# Written exercise
Search the entries for the word "Hippocampus" and pull out each line that has it.

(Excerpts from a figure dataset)
# # #
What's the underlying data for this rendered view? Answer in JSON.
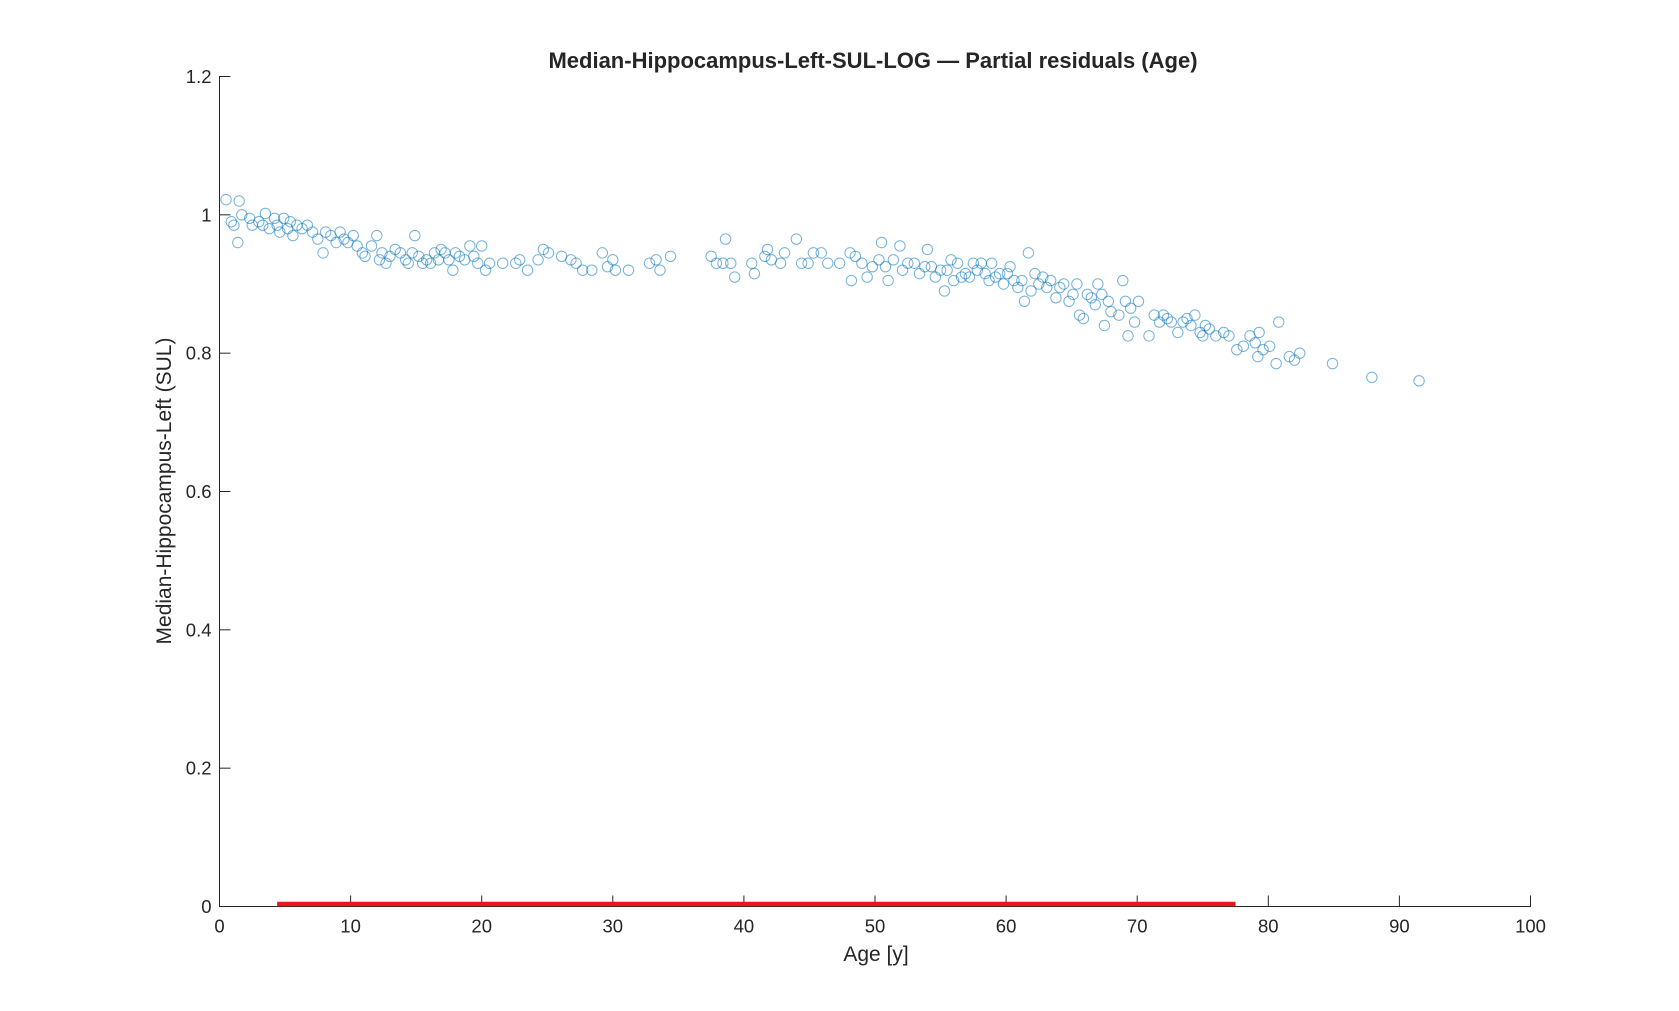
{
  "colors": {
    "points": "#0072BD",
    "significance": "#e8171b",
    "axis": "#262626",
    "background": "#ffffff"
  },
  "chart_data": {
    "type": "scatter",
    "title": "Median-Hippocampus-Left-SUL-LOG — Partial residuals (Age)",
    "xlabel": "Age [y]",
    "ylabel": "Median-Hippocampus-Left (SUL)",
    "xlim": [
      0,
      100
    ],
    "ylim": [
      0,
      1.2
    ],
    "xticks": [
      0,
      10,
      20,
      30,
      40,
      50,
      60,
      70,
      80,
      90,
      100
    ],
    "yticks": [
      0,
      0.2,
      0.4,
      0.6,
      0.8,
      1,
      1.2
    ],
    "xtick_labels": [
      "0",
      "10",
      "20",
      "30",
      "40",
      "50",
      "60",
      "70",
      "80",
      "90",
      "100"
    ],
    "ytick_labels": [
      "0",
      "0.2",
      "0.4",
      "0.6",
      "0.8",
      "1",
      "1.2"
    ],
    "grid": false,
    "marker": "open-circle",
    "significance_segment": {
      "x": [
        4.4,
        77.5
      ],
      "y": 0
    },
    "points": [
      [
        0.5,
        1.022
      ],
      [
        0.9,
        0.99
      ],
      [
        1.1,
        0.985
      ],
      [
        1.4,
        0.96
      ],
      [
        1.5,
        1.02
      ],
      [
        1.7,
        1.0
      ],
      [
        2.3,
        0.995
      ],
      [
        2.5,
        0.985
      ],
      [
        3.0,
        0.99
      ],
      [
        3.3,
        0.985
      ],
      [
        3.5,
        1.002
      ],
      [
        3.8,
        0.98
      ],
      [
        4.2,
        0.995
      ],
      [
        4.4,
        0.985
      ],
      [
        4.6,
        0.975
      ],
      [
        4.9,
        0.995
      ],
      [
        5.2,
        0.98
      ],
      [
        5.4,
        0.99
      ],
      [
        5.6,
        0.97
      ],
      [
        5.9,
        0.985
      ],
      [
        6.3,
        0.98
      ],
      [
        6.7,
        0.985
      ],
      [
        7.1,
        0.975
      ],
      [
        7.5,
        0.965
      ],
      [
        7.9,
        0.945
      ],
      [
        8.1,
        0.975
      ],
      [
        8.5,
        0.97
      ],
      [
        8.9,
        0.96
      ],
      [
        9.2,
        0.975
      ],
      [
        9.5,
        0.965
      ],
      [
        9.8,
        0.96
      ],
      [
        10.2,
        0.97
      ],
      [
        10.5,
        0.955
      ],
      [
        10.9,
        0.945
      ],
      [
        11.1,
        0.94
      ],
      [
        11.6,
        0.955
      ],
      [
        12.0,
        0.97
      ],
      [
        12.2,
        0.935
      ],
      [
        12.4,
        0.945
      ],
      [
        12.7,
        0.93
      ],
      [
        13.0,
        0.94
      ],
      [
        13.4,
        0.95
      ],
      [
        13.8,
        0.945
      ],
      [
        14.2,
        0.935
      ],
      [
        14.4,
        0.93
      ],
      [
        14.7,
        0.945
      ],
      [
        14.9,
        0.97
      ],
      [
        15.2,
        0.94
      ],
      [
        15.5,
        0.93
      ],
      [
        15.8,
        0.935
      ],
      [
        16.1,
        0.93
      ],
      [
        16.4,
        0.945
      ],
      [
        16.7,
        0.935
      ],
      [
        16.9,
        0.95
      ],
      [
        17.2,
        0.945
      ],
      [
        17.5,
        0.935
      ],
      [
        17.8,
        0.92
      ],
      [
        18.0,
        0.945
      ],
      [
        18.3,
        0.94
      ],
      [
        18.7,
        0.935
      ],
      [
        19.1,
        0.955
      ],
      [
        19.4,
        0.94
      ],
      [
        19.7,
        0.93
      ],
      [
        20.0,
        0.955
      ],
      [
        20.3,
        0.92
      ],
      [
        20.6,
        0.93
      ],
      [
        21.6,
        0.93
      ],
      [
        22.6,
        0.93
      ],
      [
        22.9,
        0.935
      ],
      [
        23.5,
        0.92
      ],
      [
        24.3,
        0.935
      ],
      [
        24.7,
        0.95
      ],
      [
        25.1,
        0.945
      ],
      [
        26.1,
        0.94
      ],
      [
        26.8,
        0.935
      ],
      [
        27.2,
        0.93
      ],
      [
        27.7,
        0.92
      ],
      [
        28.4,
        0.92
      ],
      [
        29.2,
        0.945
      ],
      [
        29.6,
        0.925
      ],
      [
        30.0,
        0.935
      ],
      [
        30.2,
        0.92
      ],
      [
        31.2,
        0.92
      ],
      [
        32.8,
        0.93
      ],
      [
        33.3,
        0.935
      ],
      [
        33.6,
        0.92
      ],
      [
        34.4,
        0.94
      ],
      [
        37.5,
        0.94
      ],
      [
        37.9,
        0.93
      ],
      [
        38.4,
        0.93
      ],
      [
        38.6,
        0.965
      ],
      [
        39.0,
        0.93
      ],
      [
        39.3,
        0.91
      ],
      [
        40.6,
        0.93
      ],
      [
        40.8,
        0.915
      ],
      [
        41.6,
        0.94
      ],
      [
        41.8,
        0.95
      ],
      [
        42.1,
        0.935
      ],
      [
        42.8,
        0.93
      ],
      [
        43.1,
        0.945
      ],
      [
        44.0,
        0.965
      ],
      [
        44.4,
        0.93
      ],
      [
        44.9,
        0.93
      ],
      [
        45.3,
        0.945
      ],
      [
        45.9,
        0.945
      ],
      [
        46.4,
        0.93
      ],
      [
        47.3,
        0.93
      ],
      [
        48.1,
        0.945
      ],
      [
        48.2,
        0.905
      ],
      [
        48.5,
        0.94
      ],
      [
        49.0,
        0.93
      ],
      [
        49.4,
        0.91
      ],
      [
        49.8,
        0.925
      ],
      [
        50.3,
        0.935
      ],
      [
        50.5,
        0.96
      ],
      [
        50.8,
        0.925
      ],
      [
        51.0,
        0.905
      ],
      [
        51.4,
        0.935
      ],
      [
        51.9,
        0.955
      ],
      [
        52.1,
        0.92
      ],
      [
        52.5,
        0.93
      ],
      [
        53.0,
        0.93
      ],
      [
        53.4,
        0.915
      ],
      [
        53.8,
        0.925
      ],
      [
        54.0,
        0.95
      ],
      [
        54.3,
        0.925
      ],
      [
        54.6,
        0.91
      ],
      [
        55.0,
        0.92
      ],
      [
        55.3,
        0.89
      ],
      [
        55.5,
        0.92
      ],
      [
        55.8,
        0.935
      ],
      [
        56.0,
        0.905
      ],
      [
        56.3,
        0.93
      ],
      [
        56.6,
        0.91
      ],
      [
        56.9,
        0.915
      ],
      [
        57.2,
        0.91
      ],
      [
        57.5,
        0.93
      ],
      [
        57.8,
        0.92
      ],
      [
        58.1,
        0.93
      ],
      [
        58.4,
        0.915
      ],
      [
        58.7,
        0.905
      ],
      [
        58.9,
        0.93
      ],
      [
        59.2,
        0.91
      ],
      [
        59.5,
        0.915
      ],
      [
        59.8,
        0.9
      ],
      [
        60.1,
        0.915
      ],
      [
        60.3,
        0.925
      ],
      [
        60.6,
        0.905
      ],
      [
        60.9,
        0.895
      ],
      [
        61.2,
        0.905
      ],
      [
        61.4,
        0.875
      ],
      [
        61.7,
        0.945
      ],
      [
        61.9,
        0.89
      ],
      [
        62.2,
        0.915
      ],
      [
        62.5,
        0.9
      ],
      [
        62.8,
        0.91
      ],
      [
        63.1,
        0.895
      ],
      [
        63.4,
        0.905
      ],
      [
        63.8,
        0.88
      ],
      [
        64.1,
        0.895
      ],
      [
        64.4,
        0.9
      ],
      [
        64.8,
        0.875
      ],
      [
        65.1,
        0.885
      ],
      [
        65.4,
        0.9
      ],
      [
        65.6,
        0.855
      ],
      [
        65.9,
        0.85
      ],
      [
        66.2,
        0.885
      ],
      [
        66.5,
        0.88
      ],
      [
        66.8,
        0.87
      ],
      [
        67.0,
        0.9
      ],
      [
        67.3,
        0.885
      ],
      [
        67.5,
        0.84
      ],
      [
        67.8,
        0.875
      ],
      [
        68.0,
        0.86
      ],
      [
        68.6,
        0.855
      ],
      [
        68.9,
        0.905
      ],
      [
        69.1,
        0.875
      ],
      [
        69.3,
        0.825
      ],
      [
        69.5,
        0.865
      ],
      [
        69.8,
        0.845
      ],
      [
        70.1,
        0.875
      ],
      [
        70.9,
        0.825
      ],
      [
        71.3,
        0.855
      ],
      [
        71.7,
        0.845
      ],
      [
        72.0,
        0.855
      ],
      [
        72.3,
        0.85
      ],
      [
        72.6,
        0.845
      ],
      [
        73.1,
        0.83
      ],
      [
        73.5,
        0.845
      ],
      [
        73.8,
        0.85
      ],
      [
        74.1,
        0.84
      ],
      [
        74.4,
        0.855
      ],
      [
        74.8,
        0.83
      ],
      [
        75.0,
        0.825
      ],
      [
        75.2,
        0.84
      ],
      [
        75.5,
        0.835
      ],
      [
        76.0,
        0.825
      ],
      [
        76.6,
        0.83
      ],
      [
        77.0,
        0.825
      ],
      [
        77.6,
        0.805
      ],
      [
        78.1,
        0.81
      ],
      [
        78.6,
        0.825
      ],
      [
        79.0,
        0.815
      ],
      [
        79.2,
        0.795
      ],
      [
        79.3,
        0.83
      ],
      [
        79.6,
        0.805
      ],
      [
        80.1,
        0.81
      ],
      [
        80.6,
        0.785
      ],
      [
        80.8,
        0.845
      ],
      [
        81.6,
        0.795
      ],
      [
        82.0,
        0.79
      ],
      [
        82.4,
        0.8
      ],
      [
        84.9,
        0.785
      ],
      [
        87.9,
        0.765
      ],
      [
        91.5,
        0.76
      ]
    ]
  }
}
# # #
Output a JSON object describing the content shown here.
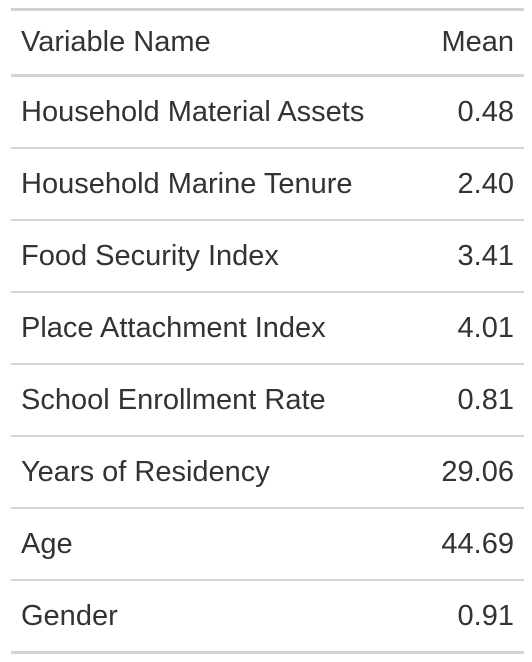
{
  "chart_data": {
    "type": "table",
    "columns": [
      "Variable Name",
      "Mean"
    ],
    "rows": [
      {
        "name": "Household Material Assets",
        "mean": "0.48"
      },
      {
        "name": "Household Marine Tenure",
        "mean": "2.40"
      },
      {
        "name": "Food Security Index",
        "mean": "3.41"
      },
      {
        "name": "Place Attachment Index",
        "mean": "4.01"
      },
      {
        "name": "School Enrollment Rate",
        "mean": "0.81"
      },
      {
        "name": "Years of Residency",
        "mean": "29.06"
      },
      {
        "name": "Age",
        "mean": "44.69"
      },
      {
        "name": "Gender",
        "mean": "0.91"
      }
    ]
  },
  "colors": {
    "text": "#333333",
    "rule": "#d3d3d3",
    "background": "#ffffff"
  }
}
# # #
# Complete output
    "title": "Median-Hippocampus-Left-SUL-LOG — Partial residuals (Age)",
    "ylabel": "Median-Hippocampus-Left (SUL)",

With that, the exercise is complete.